:: Exercise prompt ::
Leave out the pictures and copy every record exactly.

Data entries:
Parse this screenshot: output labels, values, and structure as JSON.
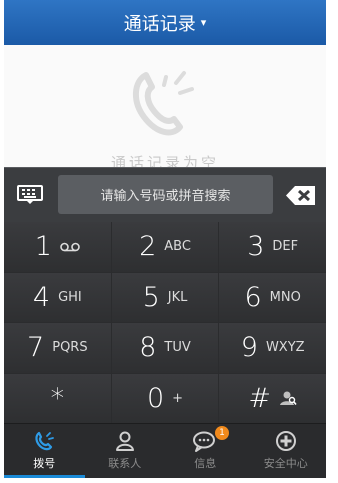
{
  "header": {
    "title": "通话记录",
    "caret": "▾"
  },
  "empty_state": {
    "icon": "call-log-empty-icon",
    "text": "通话记录为空"
  },
  "search": {
    "placeholder": "请输入号码或拼音搜索",
    "keyboard_icon": "keyboard-icon",
    "delete_icon": "backspace-icon"
  },
  "keypad": {
    "keys": [
      {
        "digit": "1",
        "letters": "",
        "icon": "voicemail-icon"
      },
      {
        "digit": "2",
        "letters": "ABC"
      },
      {
        "digit": "3",
        "letters": "DEF"
      },
      {
        "digit": "4",
        "letters": "GHI"
      },
      {
        "digit": "5",
        "letters": "JKL"
      },
      {
        "digit": "6",
        "letters": "MNO"
      },
      {
        "digit": "7",
        "letters": "PQRS"
      },
      {
        "digit": "8",
        "letters": "TUV"
      },
      {
        "digit": "9",
        "letters": "WXYZ"
      },
      {
        "digit": "*",
        "letters": ""
      },
      {
        "digit": "0",
        "letters": "+"
      },
      {
        "digit": "#",
        "letters": "",
        "icon": "person-search-icon"
      }
    ]
  },
  "tabs": [
    {
      "label": "拨号",
      "icon": "dialer-icon",
      "active": true
    },
    {
      "label": "联系人",
      "icon": "contacts-icon"
    },
    {
      "label": "信息",
      "icon": "messages-icon",
      "badge": "1"
    },
    {
      "label": "安全中心",
      "icon": "security-center-icon"
    }
  ],
  "colors": {
    "header": "#1b5aa7",
    "accent": "#1a8ad6",
    "badge": "#f18a1c"
  }
}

:: Full output ::
Parse this screenshot: output labels, values, and structure as JSON.
{
  "header": {
    "title": "通话记录",
    "caret": "▾"
  },
  "empty_state": {
    "icon": "call-log-empty-icon",
    "text": "通话记录为空"
  },
  "search": {
    "placeholder": "请输入号码或拼音搜索",
    "keyboard_icon": "keyboard-icon",
    "delete_icon": "backspace-icon"
  },
  "keypad": {
    "keys": [
      {
        "digit": "1",
        "letters": "",
        "icon": "voicemail-icon"
      },
      {
        "digit": "2",
        "letters": "ABC"
      },
      {
        "digit": "3",
        "letters": "DEF"
      },
      {
        "digit": "4",
        "letters": "GHI"
      },
      {
        "digit": "5",
        "letters": "JKL"
      },
      {
        "digit": "6",
        "letters": "MNO"
      },
      {
        "digit": "7",
        "letters": "PQRS"
      },
      {
        "digit": "8",
        "letters": "TUV"
      },
      {
        "digit": "9",
        "letters": "WXYZ"
      },
      {
        "digit": "*",
        "letters": ""
      },
      {
        "digit": "0",
        "letters": "+"
      },
      {
        "digit": "#",
        "letters": "",
        "icon": "person-search-icon"
      }
    ]
  },
  "tabs": [
    {
      "label": "拨号",
      "icon": "dialer-icon",
      "active": true
    },
    {
      "label": "联系人",
      "icon": "contacts-icon"
    },
    {
      "label": "信息",
      "icon": "messages-icon",
      "badge": "1"
    },
    {
      "label": "安全中心",
      "icon": "security-center-icon"
    }
  ],
  "colors": {
    "header": "#1b5aa7",
    "accent": "#1a8ad6",
    "badge": "#f18a1c"
  }
}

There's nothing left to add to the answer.